Stated problem: From the material below, list every line containing "рекомендованих".
━━ Entries
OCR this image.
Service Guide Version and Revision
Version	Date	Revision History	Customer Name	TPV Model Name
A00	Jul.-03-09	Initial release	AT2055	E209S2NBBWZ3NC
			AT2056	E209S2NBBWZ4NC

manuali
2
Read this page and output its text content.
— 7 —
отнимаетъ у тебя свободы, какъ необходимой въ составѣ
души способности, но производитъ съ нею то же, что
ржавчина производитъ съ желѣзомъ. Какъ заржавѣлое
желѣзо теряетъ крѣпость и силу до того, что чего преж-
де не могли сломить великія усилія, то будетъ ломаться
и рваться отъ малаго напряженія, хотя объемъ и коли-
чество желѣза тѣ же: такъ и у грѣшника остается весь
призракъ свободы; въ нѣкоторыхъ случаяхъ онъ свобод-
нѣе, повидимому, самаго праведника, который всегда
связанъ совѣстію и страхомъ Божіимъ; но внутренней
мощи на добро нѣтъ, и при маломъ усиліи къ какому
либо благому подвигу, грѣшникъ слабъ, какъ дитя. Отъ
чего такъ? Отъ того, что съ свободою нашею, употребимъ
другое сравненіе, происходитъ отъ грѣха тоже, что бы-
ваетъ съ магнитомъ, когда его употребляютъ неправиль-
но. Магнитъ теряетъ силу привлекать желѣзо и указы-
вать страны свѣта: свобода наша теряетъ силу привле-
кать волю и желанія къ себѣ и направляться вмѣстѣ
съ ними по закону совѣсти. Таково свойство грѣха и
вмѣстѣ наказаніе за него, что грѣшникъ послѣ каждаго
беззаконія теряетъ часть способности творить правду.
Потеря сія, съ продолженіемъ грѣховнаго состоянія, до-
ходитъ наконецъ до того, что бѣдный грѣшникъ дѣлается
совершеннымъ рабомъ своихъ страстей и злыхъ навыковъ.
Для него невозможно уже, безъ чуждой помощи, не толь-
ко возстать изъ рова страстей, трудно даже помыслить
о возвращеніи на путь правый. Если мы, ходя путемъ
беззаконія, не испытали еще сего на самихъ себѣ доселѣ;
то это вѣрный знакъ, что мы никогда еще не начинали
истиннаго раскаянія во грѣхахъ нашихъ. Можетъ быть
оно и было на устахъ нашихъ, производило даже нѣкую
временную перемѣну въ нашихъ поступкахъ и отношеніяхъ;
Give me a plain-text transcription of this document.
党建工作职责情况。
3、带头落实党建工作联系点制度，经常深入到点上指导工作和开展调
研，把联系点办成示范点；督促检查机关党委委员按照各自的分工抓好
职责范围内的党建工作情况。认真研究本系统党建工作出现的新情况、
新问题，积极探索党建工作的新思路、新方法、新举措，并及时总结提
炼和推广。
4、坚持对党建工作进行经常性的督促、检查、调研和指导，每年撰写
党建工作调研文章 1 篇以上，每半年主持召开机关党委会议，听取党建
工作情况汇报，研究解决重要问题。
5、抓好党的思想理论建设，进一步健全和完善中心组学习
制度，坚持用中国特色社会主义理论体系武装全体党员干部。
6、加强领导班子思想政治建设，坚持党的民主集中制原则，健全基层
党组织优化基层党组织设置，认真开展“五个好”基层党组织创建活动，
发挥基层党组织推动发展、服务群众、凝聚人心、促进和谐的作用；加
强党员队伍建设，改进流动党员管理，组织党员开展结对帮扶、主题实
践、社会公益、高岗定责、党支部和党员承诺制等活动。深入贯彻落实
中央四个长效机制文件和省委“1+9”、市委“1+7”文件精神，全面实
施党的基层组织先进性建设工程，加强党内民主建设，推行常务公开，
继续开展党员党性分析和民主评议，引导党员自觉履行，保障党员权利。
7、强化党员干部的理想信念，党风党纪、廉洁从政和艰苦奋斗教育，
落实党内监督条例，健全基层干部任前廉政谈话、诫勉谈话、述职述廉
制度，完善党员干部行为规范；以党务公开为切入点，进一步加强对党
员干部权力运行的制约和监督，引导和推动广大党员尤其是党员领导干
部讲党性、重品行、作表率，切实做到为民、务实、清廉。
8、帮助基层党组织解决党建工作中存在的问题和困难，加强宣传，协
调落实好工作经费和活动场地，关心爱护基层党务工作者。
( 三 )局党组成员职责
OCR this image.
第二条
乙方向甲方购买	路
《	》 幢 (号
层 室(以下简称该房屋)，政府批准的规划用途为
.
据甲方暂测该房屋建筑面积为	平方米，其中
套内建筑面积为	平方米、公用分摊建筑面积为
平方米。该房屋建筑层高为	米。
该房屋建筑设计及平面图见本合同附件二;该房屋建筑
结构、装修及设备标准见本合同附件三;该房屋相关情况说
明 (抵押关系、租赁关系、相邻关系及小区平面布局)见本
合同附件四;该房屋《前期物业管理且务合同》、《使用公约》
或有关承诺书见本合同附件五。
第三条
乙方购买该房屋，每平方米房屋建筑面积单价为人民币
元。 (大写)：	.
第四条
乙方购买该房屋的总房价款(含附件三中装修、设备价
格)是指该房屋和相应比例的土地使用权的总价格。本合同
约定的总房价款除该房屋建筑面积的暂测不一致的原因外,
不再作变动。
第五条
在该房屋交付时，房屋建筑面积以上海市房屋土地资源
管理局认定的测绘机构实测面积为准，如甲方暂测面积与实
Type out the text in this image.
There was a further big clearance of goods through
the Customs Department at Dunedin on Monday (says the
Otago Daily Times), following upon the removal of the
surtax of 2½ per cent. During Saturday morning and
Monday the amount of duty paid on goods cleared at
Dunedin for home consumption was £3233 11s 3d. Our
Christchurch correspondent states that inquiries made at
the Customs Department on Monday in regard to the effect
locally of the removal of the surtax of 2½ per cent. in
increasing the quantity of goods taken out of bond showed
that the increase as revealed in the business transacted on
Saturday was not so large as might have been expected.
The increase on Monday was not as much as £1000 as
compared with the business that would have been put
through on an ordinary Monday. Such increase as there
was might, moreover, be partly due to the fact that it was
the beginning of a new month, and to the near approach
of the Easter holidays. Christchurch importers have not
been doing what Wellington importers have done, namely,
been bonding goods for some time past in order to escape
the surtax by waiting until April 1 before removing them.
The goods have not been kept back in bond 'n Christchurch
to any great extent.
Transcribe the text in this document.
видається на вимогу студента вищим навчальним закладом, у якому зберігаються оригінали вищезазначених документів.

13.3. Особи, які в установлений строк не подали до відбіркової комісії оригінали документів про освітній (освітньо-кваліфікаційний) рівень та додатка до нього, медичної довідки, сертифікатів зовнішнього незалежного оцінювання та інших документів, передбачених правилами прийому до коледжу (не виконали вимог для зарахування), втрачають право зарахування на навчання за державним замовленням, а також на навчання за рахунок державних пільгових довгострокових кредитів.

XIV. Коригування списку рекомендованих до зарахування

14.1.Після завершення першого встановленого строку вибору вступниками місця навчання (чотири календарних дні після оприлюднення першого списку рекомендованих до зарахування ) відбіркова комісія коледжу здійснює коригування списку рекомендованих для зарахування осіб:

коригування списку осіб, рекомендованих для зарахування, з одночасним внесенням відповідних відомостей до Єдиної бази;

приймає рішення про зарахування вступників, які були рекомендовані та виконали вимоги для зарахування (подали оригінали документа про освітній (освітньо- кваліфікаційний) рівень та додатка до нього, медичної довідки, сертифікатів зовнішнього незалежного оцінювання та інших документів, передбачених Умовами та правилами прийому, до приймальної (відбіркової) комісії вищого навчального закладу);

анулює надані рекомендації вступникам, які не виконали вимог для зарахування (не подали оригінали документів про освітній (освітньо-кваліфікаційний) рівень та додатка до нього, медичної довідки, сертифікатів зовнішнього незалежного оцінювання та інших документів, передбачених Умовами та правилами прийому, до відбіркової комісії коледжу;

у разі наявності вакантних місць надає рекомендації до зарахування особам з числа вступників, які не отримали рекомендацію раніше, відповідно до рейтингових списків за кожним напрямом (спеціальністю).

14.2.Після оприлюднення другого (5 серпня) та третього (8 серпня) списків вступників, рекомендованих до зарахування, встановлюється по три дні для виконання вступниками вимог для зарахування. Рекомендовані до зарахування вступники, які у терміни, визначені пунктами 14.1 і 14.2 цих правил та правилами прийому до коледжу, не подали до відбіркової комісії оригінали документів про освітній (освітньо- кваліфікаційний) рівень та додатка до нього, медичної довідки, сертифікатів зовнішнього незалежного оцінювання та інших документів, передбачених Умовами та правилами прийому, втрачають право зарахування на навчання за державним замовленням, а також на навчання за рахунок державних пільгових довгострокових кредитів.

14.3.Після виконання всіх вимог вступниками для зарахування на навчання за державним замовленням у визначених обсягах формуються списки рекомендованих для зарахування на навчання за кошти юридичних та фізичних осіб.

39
━━━━
Final result:
XIV. Коригування списку рекомендованих до зарахування
14.1.Після завершення першого встановленого строку вибору вступниками місця навчання (чотири календарних дні після оприлюднення першого списку рекомендованих до зарахування ) відбіркова комісія коледжу здійснює коригування списку рекомендованих для зарахування осіб:
коригування списку осіб, рекомендованих для зарахування, з одночасним внесенням відповідних відомостей до Єдиної бази;
14.2.Після оприлюднення другого (5 серпня) та третього (8 серпня) списків вступників, рекомендованих до зарахування, встановлюється по три дні для виконання вступниками вимог для зарахування. Рекомендовані до зарахування вступники, які у терміни, визначені пунктами 14.1 і 14.2 цих правил та правилами прийому до коледжу, не подали до відбіркової комісії оригінали документів про освітній (освітньо- кваліфікаційний) рівень та додатка до нього, медичної довідки, сертифікатів зовнішнього незалежного оцінювання та інших документів, передбачених Умовами та правилами прийому, втрачають право зарахування на навчання за державним замовленням, а також на навчання за рахунок державних пільгових довгострокових кредитів.
14.3.Після виконання всіх вимог вступниками для зарахування на навчання за державним замовленням у визначених обсягах формуються списки рекомендованих для зарахування на навчання за кошти юридичних та фізичних осіб.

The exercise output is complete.